● **What is needed**: Among the entries that follow, tally the lines with the string "title". Give no more than the number.

- - -

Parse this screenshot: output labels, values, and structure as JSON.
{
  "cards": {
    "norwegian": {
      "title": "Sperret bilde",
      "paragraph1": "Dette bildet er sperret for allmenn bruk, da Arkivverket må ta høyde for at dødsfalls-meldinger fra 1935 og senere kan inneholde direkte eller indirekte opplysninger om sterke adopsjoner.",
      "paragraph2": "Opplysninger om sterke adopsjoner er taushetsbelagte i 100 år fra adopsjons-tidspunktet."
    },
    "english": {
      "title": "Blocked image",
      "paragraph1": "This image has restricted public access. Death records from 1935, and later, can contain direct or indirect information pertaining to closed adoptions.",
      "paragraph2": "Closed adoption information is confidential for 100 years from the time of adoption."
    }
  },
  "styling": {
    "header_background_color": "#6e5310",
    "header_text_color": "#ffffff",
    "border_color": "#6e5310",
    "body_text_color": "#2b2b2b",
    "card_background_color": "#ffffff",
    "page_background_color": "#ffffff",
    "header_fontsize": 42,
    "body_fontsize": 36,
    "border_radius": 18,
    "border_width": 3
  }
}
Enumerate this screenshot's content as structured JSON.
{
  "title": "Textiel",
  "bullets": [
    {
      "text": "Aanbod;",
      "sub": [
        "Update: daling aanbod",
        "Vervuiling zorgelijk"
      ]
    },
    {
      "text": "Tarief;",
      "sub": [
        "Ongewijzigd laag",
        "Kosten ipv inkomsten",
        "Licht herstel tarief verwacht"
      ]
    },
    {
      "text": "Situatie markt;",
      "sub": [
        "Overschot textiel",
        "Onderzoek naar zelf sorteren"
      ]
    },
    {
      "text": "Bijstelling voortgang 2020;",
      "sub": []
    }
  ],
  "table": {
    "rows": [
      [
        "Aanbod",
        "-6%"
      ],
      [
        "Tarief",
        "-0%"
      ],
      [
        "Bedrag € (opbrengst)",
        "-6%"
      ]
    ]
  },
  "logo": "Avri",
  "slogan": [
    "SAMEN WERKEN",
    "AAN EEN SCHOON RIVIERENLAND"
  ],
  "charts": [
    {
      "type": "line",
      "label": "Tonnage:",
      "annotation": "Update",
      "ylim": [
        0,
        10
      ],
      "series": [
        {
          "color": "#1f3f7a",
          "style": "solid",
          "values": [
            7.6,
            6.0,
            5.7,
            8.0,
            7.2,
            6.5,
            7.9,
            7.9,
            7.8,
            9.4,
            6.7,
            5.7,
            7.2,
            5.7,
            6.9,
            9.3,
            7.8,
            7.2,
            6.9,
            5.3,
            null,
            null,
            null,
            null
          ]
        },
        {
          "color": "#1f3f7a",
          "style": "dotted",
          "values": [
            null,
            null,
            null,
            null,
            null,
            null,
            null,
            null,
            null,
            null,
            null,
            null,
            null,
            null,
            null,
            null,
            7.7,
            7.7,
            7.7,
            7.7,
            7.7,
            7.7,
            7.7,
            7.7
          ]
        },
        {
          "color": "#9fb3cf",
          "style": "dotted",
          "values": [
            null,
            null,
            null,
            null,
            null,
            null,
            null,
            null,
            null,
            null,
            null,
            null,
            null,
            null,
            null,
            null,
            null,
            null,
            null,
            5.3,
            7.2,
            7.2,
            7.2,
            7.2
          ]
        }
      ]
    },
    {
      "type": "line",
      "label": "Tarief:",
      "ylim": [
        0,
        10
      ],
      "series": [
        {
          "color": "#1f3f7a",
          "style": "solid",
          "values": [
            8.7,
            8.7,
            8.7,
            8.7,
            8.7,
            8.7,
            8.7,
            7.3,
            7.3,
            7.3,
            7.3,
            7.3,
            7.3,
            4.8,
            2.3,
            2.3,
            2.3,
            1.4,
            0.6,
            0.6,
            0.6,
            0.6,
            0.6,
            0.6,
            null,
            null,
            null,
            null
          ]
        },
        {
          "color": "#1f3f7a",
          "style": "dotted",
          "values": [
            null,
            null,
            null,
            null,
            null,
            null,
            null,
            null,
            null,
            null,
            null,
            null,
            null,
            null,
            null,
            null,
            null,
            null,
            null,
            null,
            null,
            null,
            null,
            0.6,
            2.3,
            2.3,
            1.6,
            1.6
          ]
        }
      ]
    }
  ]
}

- - -

● **Problem solution**: 3